Please pick out every line in the listing below that contains the word "Active", and copy each of those lines.

## start Information given

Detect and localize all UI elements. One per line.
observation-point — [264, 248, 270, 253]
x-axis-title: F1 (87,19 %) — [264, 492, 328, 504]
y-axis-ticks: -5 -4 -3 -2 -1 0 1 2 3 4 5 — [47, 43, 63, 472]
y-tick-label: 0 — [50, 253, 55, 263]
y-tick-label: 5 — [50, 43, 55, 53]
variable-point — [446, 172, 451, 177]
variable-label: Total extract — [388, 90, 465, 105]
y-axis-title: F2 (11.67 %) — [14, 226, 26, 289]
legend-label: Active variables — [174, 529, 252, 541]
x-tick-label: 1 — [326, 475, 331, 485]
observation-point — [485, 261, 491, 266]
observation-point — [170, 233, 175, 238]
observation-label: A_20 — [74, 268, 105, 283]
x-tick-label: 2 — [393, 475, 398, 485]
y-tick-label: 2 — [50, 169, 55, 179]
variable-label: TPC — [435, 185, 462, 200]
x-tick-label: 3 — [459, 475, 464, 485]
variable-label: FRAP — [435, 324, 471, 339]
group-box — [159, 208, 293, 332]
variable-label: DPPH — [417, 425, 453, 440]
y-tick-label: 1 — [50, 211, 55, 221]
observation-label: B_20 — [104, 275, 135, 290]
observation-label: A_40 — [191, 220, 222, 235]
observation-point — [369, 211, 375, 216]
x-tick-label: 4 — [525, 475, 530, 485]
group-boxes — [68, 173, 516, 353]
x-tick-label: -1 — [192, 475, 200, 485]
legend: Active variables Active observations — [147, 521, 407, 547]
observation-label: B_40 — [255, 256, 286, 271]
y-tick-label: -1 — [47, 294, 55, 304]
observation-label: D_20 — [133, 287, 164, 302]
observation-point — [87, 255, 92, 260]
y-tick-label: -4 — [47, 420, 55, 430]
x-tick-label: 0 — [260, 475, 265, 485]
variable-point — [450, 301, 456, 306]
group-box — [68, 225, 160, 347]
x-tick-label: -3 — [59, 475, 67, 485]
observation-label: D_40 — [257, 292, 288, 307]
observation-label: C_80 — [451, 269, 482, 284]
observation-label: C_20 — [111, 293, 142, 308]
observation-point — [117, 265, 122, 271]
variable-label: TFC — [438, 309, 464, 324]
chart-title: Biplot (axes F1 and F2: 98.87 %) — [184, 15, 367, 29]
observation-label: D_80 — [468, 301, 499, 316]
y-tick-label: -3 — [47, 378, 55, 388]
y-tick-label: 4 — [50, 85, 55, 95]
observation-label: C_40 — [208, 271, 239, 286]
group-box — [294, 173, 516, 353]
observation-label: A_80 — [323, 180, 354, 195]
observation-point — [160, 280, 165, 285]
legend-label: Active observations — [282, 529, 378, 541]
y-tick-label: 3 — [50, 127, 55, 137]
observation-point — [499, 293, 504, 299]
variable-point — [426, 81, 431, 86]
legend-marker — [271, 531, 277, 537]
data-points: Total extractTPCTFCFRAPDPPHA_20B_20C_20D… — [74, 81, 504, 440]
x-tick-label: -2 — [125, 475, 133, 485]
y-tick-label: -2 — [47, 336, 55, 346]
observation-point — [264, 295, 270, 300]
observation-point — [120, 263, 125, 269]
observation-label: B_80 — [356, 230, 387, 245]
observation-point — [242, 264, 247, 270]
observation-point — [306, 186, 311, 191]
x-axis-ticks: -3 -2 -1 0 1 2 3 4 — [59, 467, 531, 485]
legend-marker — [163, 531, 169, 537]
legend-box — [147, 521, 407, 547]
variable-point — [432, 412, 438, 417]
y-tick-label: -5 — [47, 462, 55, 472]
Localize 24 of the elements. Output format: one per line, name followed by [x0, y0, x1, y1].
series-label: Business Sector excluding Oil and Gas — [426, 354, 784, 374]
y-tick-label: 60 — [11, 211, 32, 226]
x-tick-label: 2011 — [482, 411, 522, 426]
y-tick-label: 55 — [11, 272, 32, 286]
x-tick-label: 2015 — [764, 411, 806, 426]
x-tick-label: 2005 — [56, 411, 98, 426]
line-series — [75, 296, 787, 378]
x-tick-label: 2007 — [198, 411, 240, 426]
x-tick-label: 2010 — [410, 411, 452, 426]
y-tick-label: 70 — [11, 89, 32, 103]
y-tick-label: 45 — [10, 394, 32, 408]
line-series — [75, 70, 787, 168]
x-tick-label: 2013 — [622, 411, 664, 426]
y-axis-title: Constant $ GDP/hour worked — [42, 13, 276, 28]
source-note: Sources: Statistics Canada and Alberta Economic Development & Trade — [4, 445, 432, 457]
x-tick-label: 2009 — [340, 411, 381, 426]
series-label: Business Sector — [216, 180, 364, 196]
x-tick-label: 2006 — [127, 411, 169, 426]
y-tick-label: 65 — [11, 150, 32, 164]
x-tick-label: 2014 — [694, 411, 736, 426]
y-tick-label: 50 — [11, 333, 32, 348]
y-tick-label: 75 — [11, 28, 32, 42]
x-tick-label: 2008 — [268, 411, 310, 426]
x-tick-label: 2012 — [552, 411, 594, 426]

## end Information given

_Final result_
legend-label: Active variables — [174, 529, 252, 541]
legend: Active variables Active observations — [147, 521, 407, 547]
legend-label: Active observations — [282, 529, 378, 541]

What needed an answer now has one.